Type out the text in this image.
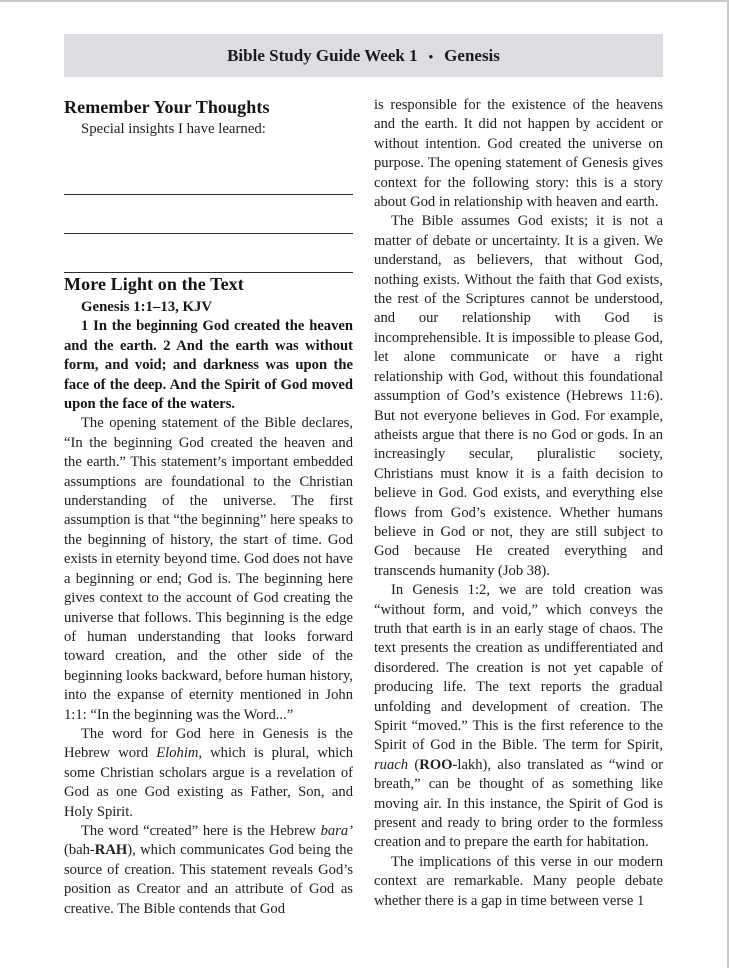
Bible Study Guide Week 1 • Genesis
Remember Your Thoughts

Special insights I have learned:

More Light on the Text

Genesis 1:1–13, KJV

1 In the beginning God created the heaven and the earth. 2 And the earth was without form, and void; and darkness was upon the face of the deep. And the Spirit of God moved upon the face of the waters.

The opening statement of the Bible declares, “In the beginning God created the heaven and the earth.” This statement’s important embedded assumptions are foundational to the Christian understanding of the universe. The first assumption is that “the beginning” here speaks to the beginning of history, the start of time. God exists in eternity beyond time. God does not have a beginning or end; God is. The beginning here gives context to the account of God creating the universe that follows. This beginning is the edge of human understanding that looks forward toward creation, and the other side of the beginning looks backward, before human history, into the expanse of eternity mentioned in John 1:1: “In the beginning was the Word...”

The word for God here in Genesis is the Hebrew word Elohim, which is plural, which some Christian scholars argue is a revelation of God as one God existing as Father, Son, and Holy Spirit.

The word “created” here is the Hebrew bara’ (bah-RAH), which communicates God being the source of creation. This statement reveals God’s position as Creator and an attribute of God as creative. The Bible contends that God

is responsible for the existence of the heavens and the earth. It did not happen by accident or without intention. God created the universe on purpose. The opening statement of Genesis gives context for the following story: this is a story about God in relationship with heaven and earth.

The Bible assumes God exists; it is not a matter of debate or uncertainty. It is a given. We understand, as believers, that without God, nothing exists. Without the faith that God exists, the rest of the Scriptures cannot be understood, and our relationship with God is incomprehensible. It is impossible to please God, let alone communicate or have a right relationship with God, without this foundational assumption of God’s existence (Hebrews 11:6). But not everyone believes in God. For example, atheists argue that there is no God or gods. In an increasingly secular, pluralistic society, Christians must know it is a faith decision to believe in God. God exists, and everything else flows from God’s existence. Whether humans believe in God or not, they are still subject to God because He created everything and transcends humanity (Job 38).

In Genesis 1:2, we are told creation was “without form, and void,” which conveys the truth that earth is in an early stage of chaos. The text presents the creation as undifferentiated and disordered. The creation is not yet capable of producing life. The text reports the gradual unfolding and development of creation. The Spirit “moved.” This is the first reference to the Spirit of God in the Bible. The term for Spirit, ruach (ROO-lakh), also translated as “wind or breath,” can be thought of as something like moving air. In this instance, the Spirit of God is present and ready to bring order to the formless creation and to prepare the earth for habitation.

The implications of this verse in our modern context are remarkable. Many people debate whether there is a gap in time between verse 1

• Directions:
Only the number is needed here: how many lines of the listing include "opening"?

• Solution to the problem:
2